Ahh, if only they'd have seen the inherent evil in pee wee. (trailer mash up)

chuck woolery loves your gay last name and he WILL call you out on it.

16 April 2007

spank bank.

Sometimes I wonder what my exes/former lovers/hook ups would think if they knew that in times of need, when I dig into the spank bank, I think of them. earlier this week, I dug far into the spank bank I had to actually pat myself on the back when I successfully remembered everything in detail. I have to thank my genes for being blessed with a photographic memory. not the kind you see in movies, however, the real kind. the kind where your mind makes snapshots of every moment and you can examine every detail ad infinitum/ad nauseam. the curve of every girls ass, the slope of every girls breast, the angle of their jaw, their scent. all these things, are things I rely on lately. my porn has become stale, and i've found that a couple happy thoughts about bygone women can have an amazing effect. and this is what started me to thinking, "what if they knew I was slappin ham to their memory". I like to think that if they dated/liked/did me, they'd expect nothing less. thoughts?

——

# How to complete this task
Decide whether each statement below agrees with the blog post, and answer yes or no for each, quoting the words from the post that settle it. 1. The post is dated 16 April 2007. 2. The writer describes having the kind of photographic memory seen in movies. 3. The writer says the detailed remembering took place last month.

——

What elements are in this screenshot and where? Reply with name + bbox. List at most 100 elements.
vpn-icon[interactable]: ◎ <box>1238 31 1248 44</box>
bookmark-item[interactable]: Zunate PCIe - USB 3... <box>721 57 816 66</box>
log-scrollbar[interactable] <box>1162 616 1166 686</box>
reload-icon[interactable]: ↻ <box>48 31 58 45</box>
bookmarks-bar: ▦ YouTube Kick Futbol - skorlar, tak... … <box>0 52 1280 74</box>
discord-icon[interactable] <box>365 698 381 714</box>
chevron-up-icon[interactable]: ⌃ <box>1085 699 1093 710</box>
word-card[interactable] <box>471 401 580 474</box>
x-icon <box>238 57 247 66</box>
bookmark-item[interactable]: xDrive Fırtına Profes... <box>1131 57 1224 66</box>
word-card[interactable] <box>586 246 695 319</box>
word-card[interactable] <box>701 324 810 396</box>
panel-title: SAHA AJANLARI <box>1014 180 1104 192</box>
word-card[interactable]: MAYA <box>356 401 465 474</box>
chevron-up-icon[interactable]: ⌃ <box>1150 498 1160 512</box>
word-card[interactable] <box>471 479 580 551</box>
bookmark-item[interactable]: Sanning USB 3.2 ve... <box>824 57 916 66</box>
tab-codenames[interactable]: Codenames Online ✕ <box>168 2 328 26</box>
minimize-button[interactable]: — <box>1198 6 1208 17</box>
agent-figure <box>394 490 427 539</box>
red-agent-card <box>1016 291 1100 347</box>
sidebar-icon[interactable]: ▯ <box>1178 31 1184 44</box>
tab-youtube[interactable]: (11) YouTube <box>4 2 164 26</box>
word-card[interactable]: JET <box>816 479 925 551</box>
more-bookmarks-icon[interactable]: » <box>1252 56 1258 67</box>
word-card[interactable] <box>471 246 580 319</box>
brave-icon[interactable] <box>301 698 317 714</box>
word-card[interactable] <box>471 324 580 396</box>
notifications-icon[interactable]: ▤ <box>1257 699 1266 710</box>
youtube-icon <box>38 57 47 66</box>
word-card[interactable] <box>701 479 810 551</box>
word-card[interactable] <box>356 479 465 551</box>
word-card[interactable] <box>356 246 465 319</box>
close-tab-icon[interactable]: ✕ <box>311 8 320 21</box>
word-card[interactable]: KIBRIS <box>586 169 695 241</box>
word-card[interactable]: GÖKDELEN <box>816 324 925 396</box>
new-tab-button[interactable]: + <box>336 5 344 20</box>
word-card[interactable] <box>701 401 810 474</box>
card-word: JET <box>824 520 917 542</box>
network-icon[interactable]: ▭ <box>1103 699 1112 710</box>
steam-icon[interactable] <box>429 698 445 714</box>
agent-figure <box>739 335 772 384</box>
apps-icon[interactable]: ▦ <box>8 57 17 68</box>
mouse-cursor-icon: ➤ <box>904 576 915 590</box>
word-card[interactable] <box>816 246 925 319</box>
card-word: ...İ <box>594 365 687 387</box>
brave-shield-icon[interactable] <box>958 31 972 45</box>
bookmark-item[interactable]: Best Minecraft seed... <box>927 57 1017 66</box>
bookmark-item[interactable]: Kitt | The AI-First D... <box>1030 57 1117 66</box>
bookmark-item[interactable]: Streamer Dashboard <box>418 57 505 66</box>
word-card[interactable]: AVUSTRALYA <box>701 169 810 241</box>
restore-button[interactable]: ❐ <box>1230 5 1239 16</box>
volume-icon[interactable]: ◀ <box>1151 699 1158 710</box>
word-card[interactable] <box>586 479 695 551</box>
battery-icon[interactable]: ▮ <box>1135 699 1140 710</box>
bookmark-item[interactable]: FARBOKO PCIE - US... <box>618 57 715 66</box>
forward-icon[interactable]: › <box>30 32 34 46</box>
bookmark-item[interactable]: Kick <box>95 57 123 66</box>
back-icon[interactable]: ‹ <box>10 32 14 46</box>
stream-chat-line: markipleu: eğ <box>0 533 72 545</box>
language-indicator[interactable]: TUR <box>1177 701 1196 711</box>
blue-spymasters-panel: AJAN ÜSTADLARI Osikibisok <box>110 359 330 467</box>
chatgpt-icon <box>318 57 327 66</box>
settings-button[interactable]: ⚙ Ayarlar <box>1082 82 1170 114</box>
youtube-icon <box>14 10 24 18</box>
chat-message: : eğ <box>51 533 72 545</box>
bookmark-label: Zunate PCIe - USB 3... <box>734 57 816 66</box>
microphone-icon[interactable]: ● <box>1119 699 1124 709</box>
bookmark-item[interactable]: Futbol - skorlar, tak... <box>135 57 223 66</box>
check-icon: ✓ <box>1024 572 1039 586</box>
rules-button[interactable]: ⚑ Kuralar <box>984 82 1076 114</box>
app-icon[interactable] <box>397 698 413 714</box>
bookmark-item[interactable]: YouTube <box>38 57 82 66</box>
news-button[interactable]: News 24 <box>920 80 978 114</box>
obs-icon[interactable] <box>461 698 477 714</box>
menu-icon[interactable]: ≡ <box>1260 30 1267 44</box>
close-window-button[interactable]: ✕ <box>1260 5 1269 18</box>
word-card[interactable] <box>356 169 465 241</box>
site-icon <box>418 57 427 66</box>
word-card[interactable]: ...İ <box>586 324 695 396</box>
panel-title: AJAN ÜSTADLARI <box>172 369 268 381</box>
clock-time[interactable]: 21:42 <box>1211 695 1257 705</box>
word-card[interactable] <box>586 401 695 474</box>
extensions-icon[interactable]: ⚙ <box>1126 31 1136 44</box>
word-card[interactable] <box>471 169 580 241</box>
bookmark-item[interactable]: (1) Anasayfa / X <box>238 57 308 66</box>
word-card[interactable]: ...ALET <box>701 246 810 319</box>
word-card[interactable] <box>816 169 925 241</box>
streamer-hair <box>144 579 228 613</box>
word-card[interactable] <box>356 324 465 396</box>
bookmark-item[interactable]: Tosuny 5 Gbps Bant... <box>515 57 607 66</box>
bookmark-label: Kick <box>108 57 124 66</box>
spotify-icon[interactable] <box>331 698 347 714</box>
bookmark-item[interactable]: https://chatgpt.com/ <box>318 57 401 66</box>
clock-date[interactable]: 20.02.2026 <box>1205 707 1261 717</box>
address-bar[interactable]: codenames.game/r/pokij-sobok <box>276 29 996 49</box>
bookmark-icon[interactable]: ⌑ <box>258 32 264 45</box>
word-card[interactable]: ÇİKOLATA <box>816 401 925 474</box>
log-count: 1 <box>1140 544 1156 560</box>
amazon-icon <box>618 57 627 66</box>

——

# Solution to this task
1. Yes: "16 April 2007"
2. No: "not the kind you see in movies, however, the real kind."
3. No: "earlier this week, I dug far into the spank bank"